Goal =>
Write out each line in which the string "housing" is present.

── Provided records

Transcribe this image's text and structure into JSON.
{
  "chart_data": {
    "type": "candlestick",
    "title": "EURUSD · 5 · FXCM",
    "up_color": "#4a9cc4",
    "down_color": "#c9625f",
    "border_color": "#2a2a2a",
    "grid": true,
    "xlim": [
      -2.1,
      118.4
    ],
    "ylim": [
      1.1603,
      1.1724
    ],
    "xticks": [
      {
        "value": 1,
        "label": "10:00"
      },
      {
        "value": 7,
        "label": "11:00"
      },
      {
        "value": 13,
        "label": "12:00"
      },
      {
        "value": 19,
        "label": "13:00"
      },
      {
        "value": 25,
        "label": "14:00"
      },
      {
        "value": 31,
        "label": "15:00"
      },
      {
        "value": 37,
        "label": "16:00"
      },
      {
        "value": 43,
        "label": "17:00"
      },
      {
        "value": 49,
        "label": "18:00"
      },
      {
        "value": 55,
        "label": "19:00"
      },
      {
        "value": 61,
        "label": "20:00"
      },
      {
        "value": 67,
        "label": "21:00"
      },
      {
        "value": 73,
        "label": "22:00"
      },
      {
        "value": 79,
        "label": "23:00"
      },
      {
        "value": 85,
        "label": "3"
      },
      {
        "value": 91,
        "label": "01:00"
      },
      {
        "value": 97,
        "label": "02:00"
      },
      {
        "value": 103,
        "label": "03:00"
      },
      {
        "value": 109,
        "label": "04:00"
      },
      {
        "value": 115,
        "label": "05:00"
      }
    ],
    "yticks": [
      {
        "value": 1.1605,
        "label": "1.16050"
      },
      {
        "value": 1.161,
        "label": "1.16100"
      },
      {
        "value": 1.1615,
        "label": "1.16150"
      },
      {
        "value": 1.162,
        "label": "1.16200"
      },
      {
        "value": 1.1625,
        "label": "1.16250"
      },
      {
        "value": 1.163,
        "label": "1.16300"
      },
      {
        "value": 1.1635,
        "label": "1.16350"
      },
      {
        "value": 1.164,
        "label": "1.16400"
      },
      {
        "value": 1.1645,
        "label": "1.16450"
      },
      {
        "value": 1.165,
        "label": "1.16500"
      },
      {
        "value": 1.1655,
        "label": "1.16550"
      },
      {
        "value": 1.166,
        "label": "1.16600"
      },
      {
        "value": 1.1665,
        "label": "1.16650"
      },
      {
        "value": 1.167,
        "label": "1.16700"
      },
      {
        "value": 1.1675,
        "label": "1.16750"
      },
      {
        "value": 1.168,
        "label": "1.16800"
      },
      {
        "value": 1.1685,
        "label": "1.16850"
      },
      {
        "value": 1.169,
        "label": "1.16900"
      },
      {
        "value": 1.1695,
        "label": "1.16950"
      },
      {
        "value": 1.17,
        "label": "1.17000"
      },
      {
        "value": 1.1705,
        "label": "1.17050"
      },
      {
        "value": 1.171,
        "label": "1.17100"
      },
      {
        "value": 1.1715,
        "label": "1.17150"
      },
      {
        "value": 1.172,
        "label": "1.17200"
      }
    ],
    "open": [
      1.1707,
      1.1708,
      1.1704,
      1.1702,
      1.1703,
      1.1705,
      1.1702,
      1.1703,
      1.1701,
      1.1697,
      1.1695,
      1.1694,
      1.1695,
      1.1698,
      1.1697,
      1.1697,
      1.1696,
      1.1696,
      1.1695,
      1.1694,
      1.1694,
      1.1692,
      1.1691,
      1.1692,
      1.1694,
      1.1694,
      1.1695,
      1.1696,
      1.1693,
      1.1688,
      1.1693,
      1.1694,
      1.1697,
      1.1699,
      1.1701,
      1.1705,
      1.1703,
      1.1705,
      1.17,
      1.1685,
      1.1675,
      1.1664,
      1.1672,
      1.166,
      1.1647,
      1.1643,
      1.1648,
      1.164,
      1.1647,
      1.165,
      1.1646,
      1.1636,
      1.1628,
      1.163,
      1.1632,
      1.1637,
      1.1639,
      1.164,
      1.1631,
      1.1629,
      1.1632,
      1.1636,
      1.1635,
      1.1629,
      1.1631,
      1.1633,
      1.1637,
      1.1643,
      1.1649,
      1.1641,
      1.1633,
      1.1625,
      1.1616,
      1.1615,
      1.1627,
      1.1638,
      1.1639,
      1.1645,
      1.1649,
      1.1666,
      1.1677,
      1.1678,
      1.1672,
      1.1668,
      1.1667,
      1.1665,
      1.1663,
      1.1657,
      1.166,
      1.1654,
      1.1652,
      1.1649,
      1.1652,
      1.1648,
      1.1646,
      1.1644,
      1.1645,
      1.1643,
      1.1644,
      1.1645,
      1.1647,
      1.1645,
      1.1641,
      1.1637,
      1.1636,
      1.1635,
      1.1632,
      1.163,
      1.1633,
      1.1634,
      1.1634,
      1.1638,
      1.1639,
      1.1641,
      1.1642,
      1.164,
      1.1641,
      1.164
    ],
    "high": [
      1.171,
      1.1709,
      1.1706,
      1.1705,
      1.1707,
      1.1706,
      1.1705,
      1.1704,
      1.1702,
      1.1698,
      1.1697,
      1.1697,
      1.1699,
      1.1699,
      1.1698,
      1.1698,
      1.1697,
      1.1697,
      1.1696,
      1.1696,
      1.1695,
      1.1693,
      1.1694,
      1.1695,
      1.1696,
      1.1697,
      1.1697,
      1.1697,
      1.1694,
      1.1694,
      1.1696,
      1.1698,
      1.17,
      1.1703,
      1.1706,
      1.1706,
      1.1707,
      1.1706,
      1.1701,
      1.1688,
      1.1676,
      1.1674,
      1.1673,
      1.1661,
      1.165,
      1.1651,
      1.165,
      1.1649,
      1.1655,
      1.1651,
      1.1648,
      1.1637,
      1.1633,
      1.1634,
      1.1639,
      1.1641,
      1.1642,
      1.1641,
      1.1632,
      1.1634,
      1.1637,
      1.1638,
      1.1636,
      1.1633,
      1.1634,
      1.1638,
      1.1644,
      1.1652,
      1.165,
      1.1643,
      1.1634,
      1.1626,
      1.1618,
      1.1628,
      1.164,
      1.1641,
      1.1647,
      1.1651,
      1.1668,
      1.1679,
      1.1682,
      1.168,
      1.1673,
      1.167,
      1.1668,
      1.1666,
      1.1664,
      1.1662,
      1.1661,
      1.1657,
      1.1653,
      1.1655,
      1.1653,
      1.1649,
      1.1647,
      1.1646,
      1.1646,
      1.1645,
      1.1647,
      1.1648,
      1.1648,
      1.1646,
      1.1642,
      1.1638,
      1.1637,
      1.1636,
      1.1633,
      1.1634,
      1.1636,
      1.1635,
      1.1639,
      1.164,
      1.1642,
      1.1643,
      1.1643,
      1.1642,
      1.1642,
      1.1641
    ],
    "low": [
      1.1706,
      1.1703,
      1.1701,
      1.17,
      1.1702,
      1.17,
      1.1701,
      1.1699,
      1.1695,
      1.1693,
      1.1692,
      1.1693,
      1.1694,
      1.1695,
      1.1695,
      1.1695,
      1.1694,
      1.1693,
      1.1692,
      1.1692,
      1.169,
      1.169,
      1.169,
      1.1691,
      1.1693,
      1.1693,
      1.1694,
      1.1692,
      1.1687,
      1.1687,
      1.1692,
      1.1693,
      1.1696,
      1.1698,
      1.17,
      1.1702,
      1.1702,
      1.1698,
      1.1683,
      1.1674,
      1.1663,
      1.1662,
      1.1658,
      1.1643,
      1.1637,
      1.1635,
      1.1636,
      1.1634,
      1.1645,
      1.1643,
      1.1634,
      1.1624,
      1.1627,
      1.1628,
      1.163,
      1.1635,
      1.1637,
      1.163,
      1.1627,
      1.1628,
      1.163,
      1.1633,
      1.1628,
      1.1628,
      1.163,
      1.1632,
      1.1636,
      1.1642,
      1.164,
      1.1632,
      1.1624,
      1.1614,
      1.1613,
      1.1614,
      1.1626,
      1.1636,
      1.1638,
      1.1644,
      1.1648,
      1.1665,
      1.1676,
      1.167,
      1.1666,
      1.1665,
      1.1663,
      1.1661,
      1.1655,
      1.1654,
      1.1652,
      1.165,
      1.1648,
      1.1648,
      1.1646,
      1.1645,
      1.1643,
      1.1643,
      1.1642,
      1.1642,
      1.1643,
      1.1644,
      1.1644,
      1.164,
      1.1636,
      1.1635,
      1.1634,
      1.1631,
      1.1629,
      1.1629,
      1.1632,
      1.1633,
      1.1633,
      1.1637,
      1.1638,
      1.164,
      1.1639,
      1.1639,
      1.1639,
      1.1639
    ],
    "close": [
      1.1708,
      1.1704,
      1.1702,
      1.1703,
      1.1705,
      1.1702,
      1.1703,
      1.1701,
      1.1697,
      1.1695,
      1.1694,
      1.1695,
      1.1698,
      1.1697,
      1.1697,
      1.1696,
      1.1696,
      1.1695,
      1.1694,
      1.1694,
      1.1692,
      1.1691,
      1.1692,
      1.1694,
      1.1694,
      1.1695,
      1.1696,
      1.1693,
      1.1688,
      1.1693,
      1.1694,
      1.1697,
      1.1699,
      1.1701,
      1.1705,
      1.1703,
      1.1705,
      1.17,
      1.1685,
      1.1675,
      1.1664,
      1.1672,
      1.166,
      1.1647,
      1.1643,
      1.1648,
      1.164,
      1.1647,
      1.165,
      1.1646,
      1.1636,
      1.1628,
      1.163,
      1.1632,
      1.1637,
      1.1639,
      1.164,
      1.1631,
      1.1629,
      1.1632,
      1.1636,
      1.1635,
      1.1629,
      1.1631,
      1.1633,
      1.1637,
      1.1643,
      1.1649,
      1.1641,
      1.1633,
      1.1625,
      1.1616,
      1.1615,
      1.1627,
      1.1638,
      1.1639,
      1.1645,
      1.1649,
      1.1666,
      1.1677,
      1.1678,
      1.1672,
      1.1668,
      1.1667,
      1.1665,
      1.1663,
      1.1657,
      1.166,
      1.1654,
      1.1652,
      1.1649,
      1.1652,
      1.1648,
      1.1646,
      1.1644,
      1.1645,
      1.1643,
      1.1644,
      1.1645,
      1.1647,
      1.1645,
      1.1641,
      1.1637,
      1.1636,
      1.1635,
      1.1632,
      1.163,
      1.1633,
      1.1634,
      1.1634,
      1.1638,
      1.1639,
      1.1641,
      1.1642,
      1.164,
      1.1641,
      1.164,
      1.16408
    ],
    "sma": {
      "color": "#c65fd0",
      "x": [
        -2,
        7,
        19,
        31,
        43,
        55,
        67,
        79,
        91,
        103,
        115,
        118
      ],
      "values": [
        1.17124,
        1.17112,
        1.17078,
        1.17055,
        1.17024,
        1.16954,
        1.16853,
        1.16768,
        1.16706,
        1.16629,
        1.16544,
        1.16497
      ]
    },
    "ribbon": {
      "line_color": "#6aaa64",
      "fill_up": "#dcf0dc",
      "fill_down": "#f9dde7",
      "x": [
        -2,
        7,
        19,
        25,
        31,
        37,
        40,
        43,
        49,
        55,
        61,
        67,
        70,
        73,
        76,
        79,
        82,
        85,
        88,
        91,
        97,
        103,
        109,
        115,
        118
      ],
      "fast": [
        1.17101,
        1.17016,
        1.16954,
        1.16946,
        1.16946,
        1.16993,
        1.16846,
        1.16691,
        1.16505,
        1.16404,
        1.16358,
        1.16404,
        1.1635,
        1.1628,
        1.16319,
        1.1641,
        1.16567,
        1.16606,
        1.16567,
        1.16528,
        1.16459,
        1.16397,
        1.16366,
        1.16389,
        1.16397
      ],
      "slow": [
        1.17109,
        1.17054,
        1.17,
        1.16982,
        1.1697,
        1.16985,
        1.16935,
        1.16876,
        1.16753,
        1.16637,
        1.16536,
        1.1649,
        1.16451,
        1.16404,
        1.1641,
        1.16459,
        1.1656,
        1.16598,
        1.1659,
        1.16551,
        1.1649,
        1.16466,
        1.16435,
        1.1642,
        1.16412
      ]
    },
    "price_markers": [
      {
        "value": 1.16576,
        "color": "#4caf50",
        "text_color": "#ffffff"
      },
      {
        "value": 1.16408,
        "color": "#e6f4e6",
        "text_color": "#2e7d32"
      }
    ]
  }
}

────
── Provided records

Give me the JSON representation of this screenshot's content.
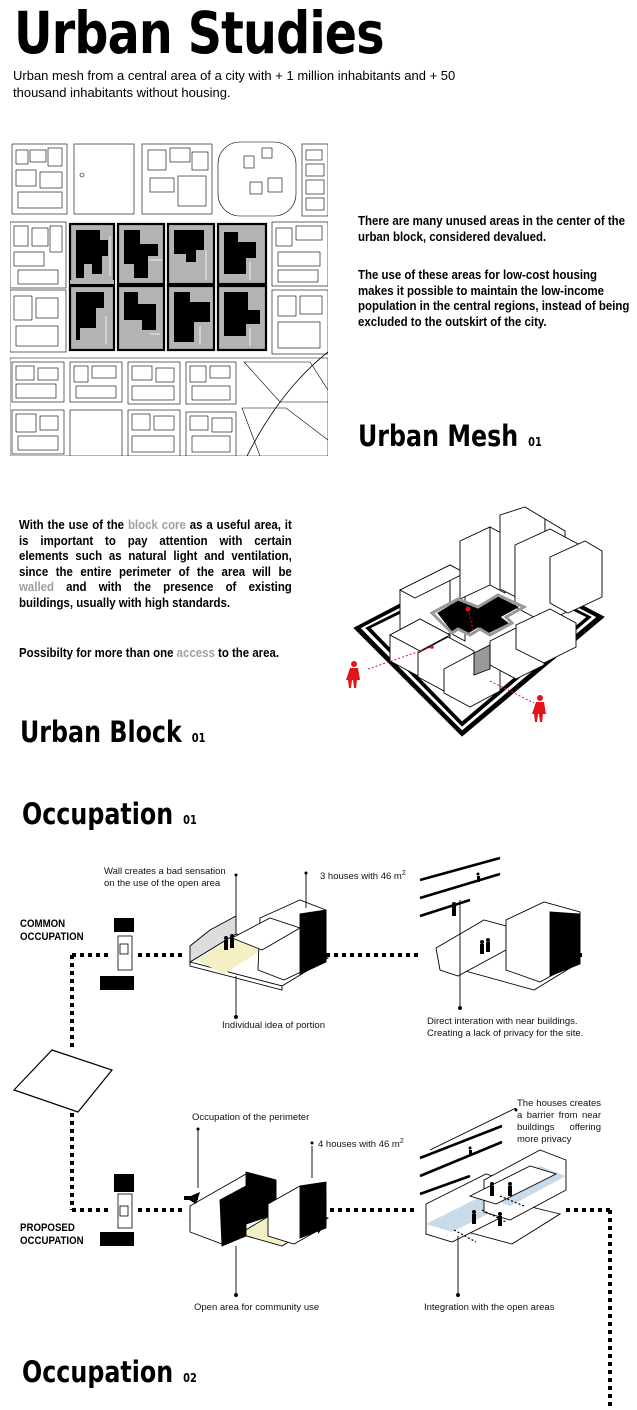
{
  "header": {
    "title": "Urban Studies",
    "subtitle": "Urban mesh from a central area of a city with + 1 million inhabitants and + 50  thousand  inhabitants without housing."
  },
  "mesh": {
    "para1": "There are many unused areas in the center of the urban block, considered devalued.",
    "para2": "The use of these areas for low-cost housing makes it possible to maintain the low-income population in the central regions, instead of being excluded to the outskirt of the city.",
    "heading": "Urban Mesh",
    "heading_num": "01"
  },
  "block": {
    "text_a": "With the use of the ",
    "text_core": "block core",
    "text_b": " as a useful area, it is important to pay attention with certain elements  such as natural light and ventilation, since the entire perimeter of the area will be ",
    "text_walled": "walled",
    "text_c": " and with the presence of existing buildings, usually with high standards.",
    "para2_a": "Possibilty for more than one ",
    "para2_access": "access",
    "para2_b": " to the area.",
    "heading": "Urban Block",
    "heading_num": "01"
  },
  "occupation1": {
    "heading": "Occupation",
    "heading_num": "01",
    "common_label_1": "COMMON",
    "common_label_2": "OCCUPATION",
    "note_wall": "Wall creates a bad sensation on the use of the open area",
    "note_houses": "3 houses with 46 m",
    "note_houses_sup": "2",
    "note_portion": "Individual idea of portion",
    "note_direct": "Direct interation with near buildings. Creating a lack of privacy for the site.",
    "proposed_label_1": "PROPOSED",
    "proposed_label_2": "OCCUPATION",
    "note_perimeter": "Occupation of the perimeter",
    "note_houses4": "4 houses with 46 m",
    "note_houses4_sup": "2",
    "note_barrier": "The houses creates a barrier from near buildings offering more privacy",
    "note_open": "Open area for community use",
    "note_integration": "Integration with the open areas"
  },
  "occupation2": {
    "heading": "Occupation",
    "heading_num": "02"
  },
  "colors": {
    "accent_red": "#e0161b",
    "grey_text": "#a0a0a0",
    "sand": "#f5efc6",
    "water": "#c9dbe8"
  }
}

────

Task result =>
    "subtitle": "Urban mesh from a central area of a city with + 1 million inhabitants and + 50  thousand  inhabitants without housing."
    "para2": "The use of these areas for low-cost housing makes it possible to maintain the low-income population in the central regions, instead of being excluded to the outskirt of the city.",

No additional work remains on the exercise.